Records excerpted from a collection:
----

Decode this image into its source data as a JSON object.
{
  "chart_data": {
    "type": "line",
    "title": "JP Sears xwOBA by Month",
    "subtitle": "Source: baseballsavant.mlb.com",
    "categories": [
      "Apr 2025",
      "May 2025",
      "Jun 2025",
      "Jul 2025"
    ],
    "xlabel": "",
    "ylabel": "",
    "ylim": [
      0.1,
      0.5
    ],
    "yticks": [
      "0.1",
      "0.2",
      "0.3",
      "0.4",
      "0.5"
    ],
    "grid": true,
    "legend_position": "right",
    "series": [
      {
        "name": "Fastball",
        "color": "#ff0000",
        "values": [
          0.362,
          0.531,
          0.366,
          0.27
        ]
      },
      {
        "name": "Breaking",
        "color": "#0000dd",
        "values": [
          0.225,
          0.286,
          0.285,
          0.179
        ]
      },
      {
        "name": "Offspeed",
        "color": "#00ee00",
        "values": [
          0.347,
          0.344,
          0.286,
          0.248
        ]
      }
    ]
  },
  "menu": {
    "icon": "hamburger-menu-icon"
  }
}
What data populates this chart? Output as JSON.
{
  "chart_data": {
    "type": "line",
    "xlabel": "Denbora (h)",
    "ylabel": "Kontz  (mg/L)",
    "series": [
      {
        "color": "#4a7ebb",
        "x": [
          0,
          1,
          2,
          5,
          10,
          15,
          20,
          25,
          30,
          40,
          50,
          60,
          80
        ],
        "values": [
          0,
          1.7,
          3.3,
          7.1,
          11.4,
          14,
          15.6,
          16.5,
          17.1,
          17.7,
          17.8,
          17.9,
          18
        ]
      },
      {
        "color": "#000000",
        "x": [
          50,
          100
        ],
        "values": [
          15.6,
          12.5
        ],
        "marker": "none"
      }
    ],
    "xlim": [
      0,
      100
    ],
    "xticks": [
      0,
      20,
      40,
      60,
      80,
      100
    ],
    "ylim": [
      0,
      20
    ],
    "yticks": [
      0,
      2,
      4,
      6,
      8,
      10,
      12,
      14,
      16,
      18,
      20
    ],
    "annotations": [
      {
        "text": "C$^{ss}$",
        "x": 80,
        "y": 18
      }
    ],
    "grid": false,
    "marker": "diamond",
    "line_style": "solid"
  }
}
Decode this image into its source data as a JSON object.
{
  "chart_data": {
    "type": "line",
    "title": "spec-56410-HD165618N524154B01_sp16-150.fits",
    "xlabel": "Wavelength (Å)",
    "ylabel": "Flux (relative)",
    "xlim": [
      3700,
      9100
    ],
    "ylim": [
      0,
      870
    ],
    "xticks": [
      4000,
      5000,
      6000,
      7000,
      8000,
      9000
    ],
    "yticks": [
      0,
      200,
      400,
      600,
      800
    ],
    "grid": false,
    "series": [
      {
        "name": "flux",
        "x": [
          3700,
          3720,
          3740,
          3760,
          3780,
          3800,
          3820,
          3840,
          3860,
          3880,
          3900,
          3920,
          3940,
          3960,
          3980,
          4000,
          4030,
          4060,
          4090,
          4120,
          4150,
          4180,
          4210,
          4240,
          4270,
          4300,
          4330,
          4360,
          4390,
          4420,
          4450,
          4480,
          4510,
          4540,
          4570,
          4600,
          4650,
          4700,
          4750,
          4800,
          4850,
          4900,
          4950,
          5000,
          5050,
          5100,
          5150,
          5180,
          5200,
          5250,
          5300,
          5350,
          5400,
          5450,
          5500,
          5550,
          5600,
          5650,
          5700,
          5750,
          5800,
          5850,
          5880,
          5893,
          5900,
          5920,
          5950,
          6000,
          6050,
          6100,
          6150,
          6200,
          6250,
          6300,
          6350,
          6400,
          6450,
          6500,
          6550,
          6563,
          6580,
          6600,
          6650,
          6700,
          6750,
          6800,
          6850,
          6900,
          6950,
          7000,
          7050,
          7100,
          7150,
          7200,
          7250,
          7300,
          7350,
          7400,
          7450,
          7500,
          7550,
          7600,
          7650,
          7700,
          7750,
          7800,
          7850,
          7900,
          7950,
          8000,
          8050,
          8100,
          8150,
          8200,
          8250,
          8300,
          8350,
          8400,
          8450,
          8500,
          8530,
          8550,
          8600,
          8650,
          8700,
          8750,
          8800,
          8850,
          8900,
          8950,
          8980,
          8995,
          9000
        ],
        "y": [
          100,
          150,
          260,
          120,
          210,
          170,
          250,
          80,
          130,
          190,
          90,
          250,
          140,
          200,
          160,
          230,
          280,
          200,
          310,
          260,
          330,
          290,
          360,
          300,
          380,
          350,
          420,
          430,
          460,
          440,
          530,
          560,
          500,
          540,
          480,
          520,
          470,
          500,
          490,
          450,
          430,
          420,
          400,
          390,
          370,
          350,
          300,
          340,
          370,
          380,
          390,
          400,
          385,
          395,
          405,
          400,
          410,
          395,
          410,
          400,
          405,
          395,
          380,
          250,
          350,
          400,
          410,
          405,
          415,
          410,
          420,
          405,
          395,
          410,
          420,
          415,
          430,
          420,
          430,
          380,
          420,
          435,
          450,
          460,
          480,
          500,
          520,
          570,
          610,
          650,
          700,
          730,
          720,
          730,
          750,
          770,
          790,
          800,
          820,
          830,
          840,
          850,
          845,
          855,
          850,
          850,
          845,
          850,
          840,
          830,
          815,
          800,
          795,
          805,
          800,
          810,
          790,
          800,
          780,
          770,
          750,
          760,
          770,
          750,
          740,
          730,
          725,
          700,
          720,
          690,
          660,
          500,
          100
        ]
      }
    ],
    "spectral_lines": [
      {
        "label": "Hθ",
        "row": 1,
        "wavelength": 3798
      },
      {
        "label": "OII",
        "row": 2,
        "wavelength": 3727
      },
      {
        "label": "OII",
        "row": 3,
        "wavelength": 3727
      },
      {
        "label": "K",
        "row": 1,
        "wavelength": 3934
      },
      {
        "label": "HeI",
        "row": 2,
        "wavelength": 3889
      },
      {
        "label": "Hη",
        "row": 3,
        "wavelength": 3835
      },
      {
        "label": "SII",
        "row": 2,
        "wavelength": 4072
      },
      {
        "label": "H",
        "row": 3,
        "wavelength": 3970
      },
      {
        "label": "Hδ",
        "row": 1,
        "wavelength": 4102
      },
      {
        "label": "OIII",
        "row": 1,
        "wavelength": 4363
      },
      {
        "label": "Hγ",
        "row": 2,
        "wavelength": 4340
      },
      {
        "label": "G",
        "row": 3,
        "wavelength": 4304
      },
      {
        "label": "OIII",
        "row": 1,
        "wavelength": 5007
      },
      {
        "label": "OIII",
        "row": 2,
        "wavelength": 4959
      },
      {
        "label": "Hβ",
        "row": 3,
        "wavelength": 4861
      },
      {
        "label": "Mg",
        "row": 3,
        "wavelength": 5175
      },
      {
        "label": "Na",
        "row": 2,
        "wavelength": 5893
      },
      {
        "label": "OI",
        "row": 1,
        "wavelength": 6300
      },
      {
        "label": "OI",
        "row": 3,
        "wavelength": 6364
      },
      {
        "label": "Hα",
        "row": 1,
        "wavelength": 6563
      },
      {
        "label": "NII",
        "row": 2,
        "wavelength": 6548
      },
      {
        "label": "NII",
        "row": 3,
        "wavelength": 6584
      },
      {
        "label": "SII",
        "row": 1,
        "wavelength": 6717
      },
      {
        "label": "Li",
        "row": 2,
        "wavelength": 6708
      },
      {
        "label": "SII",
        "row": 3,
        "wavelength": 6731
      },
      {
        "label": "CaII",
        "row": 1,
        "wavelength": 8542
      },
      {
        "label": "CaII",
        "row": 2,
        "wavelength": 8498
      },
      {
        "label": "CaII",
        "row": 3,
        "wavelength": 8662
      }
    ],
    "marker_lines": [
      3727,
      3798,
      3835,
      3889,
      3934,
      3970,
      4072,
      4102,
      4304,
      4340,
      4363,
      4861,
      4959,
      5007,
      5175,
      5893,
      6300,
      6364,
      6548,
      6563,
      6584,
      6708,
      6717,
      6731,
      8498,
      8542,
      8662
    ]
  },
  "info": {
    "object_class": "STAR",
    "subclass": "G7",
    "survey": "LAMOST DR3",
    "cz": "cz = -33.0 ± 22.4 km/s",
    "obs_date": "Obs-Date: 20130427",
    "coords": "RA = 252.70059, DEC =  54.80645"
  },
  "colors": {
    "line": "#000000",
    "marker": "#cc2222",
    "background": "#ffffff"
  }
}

----

TASK DESCRIPTION
Every line above that contains the word "name" should be reported.

WRITTEN RESPONSE
        "name": "Fastball",
        "name": "Breaking",
        "name": "Offspeed",
        "name": "flux",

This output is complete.